BEGIN PROVIDED DATA

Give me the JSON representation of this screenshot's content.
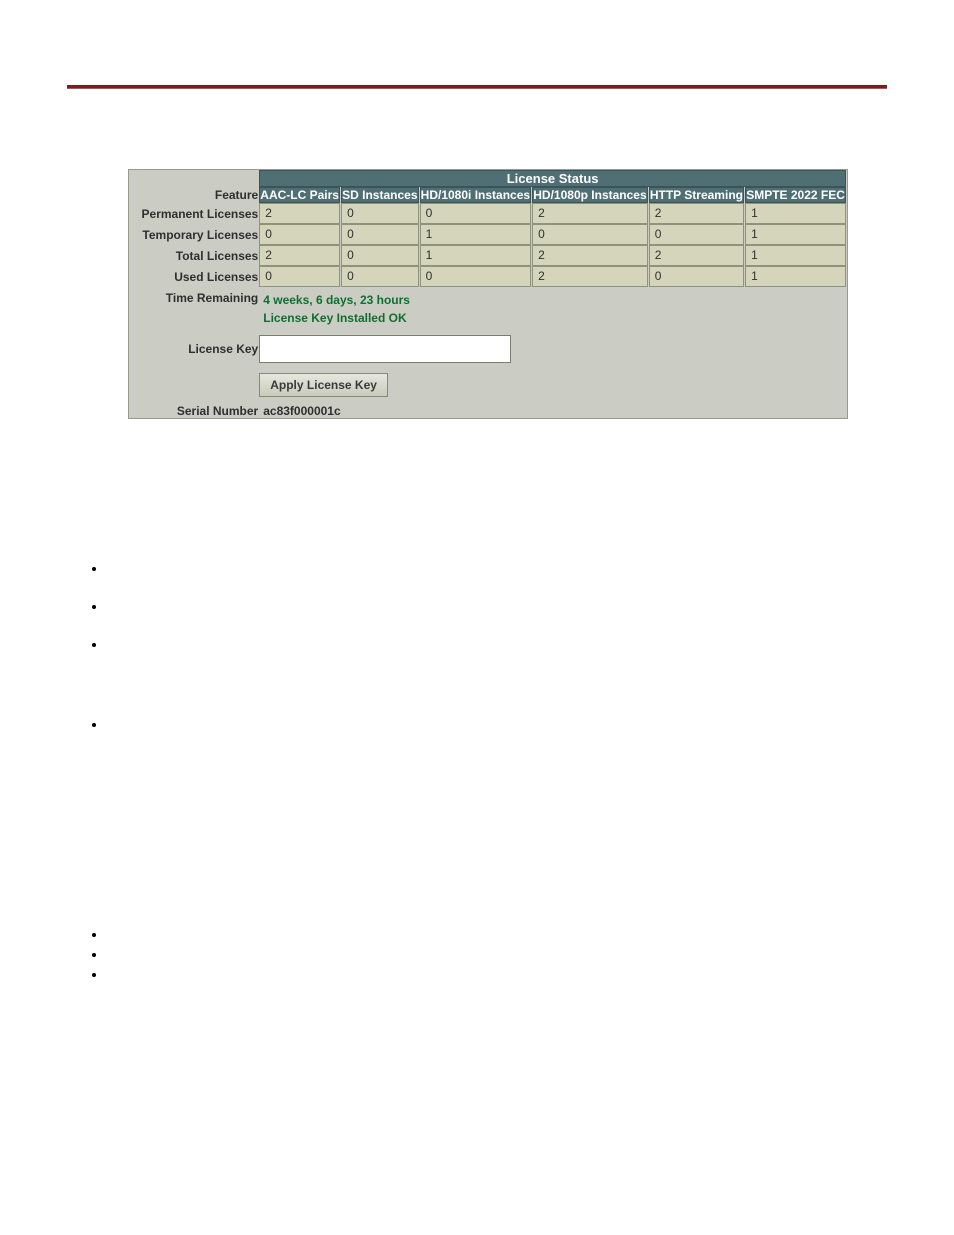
{
  "table": {
    "title": "License Status",
    "feature_label": "Feature",
    "columns": [
      {
        "key": "aac",
        "label": "AAC-LC Pairs"
      },
      {
        "key": "sd",
        "label": "SD Instances"
      },
      {
        "key": "hd1080i",
        "label": "HD/1080i Instances"
      },
      {
        "key": "hd1080p",
        "label": "HD/1080p Instances"
      },
      {
        "key": "http",
        "label": "HTTP Streaming"
      },
      {
        "key": "smpte",
        "label": "SMPTE 2022 FEC"
      }
    ],
    "rows": [
      {
        "label": "Permanent Licenses",
        "values": {
          "aac": "2",
          "sd": "0",
          "hd1080i": "0",
          "hd1080p": "2",
          "http": "2",
          "smpte": "1"
        }
      },
      {
        "label": "Temporary Licenses",
        "values": {
          "aac": "0",
          "sd": "0",
          "hd1080i": "1",
          "hd1080p": "0",
          "http": "0",
          "smpte": "1"
        }
      },
      {
        "label": "Total Licenses",
        "values": {
          "aac": "2",
          "sd": "0",
          "hd1080i": "1",
          "hd1080p": "2",
          "http": "2",
          "smpte": "1"
        }
      },
      {
        "label": "Used Licenses",
        "values": {
          "aac": "0",
          "sd": "0",
          "hd1080i": "0",
          "hd1080p": "2",
          "http": "0",
          "smpte": "1"
        }
      }
    ],
    "time_remaining": {
      "label": "Time Remaining",
      "value": "4 weeks, 6 days, 23 hours"
    },
    "install_status": "License Key Installed OK",
    "license_key": {
      "label": "License Key",
      "value": ""
    },
    "apply_button": "Apply License Key",
    "serial": {
      "label": "Serial Number",
      "value": "ac83f000001c"
    }
  }
}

END PROVIDED DATA

EXERCISE BRIEF: Without the images, write out each line of the data verbatim.

RESULT BELOW:
Give me the JSON representation of this screenshot's content.
{
  "table": {
    "title": "License Status",
    "feature_label": "Feature",
    "columns": [
      {
        "key": "aac",
        "label": "AAC-LC Pairs"
      },
      {
        "key": "sd",
        "label": "SD Instances"
      },
      {
        "key": "hd1080i",
        "label": "HD/1080i Instances"
      },
      {
        "key": "hd1080p",
        "label": "HD/1080p Instances"
      },
      {
        "key": "http",
        "label": "HTTP Streaming"
      },
      {
        "key": "smpte",
        "label": "SMPTE 2022 FEC"
      }
    ],
    "rows": [
      {
        "label": "Permanent Licenses",
        "values": {
          "aac": "2",
          "sd": "0",
          "hd1080i": "0",
          "hd1080p": "2",
          "http": "2",
          "smpte": "1"
        }
      },
      {
        "label": "Temporary Licenses",
        "values": {
          "aac": "0",
          "sd": "0",
          "hd1080i": "1",
          "hd1080p": "0",
          "http": "0",
          "smpte": "1"
        }
      },
      {
        "label": "Total Licenses",
        "values": {
          "aac": "2",
          "sd": "0",
          "hd1080i": "1",
          "hd1080p": "2",
          "http": "2",
          "smpte": "1"
        }
      },
      {
        "label": "Used Licenses",
        "values": {
          "aac": "0",
          "sd": "0",
          "hd1080i": "0",
          "hd1080p": "2",
          "http": "0",
          "smpte": "1"
        }
      }
    ],
    "time_remaining": {
      "label": "Time Remaining",
      "value": "4 weeks, 6 days, 23 hours"
    },
    "install_status": "License Key Installed OK",
    "license_key": {
      "label": "License Key",
      "value": ""
    },
    "apply_button": "Apply License Key",
    "serial": {
      "label": "Serial Number",
      "value": "ac83f000001c"
    }
  }
}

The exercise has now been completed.